* BEGIN Material provided *
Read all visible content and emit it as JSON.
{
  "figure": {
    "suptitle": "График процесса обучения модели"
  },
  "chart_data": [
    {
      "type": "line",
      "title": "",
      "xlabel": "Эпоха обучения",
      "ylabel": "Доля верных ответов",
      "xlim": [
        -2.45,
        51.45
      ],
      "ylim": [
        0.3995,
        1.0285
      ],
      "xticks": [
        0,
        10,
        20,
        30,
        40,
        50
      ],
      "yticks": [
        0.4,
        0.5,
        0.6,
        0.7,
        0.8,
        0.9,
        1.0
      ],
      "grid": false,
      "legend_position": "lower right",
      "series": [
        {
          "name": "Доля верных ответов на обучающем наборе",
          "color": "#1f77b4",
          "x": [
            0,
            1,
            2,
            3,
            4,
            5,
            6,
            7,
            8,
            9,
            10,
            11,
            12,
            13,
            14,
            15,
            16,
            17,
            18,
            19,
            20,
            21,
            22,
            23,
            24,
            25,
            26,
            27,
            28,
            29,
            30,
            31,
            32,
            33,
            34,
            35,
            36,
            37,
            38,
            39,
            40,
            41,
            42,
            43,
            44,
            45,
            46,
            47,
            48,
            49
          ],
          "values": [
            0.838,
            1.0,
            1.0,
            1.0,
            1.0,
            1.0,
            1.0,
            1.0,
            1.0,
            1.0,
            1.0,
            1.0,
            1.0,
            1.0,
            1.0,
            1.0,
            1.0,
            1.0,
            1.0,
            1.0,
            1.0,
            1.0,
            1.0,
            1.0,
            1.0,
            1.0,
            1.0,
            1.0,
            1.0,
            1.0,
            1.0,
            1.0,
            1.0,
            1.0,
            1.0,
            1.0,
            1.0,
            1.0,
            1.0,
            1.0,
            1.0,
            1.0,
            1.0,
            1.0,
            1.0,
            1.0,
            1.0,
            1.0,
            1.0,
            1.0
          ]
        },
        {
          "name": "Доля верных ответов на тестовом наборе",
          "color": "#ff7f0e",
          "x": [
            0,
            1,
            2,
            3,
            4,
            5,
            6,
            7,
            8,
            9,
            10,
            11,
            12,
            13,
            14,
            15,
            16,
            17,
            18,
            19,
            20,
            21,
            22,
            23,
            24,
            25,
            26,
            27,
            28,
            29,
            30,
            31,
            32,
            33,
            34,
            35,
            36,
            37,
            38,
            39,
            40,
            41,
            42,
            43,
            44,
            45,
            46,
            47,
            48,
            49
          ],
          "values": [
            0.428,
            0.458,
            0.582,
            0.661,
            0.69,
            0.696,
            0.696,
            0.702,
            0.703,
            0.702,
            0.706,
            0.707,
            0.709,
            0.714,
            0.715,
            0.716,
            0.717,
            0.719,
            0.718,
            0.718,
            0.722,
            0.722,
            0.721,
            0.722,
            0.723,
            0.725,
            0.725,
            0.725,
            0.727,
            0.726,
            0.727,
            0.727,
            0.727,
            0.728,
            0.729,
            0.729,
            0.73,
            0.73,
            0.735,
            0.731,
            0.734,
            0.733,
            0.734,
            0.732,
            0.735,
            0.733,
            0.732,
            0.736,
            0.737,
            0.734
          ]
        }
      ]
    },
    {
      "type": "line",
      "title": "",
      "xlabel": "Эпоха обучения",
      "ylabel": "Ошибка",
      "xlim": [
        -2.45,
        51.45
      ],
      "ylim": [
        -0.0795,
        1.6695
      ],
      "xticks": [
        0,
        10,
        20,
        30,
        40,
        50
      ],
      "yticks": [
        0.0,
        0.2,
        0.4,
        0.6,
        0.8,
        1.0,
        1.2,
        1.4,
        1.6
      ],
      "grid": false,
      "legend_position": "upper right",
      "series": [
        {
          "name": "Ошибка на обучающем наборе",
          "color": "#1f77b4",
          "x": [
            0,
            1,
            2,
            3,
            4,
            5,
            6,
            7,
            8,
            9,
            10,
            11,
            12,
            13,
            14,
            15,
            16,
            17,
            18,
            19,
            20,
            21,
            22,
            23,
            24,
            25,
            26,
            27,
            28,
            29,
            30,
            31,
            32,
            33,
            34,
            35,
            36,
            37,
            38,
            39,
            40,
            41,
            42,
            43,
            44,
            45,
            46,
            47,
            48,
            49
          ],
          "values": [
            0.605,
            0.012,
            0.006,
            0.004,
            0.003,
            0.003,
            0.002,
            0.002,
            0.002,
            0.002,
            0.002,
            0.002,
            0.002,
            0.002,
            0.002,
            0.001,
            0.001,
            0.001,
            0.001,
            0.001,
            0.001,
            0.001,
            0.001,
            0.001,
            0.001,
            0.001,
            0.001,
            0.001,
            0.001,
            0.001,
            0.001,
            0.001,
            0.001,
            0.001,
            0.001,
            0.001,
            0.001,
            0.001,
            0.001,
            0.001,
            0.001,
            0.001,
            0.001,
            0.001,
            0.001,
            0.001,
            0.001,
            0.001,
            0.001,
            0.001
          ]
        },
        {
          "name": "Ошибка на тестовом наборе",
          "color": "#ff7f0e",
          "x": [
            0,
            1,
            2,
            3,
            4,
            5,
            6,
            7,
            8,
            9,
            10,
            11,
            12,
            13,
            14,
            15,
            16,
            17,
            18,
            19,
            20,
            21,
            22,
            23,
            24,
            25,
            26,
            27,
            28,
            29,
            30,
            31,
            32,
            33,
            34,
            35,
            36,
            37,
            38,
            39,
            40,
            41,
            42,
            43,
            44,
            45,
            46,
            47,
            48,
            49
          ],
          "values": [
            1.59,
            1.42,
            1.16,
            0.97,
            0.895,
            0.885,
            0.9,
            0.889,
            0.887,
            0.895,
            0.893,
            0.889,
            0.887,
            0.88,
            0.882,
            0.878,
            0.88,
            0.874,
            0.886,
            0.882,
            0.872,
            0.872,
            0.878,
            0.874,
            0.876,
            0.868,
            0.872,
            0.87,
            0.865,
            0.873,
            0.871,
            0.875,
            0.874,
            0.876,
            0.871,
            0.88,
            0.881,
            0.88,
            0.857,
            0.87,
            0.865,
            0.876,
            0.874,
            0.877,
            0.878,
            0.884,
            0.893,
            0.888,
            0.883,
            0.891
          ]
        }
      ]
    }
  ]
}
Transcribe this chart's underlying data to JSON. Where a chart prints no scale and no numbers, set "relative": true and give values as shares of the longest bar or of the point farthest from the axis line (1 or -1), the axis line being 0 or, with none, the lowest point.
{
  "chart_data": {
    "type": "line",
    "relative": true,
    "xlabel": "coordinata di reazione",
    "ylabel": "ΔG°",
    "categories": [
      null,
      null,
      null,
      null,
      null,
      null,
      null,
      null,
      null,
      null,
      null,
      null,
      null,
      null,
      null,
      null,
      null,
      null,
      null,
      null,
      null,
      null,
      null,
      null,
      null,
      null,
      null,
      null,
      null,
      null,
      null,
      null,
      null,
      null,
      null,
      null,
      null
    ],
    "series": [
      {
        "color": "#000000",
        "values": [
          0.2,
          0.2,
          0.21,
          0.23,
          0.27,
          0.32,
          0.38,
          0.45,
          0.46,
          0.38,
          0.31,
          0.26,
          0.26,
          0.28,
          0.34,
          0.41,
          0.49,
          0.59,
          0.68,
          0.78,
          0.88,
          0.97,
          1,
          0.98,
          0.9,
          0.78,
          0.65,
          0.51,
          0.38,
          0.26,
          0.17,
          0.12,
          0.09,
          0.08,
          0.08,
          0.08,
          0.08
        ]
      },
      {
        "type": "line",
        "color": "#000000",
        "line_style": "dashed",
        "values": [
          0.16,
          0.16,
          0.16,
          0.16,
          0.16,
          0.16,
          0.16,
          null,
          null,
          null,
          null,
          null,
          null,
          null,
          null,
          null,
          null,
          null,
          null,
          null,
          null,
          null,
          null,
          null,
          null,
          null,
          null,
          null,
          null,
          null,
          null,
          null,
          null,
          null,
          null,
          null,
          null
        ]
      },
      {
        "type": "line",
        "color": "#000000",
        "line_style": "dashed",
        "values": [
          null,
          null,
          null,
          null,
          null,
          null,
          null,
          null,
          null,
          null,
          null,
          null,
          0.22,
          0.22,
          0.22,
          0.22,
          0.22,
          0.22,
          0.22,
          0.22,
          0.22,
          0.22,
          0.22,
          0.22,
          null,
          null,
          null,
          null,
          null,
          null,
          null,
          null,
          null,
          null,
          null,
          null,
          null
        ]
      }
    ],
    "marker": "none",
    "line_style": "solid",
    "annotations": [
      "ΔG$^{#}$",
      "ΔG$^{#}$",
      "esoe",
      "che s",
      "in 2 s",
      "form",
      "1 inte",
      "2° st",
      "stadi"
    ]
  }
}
* END Material provided *
Scan the material above for the string "наборе" and report each line where you find it.

          "name": "Доля верных ответов на обучающем наборе",
          "name": "Доля верных ответов на тестовом наборе",
          "name": "Ошибка на обучающем наборе",
          "name": "Ошибка на тестовом наборе",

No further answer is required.